▶ WHAT YOU SHOULD DO:
Copy each line that contains the string "text".

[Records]
===============

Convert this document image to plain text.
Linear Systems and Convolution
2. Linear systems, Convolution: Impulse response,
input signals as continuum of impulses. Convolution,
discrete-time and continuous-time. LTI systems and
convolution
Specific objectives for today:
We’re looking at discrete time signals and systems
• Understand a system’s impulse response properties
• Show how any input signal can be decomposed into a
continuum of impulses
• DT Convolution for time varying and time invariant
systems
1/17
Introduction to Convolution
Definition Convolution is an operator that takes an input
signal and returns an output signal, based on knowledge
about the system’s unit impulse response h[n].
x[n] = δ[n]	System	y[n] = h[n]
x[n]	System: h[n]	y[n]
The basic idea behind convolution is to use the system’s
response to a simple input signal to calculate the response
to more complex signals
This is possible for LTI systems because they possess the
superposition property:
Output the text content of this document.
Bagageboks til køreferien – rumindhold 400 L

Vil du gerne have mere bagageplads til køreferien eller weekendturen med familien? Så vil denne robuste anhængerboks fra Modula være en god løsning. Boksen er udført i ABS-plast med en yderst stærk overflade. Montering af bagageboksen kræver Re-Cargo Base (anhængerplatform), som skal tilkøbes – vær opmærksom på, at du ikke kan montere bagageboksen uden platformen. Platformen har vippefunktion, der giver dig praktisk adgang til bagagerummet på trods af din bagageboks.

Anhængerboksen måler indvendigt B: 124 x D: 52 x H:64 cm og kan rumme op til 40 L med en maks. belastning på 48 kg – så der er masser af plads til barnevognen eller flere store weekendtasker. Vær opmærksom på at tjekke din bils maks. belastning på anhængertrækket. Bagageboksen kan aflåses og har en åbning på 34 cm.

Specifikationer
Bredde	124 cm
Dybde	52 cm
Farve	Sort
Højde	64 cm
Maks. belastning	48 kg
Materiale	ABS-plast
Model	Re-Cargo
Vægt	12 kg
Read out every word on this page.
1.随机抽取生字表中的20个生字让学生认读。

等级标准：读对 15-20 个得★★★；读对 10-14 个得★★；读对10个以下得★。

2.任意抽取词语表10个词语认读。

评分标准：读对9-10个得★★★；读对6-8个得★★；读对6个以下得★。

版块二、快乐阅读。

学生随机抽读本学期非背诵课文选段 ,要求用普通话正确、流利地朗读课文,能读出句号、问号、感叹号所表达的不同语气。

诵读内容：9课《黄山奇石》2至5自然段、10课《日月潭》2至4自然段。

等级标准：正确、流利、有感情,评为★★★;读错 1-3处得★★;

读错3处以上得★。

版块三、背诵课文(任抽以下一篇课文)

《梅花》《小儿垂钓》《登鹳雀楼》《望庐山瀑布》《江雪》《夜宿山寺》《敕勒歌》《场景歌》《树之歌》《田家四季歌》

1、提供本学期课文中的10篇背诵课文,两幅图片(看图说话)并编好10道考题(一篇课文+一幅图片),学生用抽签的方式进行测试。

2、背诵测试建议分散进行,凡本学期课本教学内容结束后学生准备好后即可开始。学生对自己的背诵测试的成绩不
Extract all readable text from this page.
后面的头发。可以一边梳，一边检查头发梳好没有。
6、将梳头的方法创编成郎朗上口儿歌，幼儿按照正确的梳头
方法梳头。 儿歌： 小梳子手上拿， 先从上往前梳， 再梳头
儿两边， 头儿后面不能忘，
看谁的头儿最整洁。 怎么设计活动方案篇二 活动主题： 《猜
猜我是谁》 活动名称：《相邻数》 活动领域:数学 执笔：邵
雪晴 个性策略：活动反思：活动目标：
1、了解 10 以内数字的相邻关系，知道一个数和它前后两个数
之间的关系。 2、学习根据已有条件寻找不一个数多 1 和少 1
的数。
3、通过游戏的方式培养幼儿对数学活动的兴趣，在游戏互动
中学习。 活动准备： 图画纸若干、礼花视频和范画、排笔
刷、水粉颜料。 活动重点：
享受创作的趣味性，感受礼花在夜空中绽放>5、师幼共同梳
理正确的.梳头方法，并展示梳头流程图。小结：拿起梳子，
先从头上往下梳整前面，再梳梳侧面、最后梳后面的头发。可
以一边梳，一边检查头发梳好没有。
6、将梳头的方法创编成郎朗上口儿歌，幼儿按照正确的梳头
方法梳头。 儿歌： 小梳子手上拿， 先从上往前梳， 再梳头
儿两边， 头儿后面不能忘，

===============

▶ TASK OUTPUT:
Convert this document image to plain text.
Output the text content of this document.
Extract all readable text from this page.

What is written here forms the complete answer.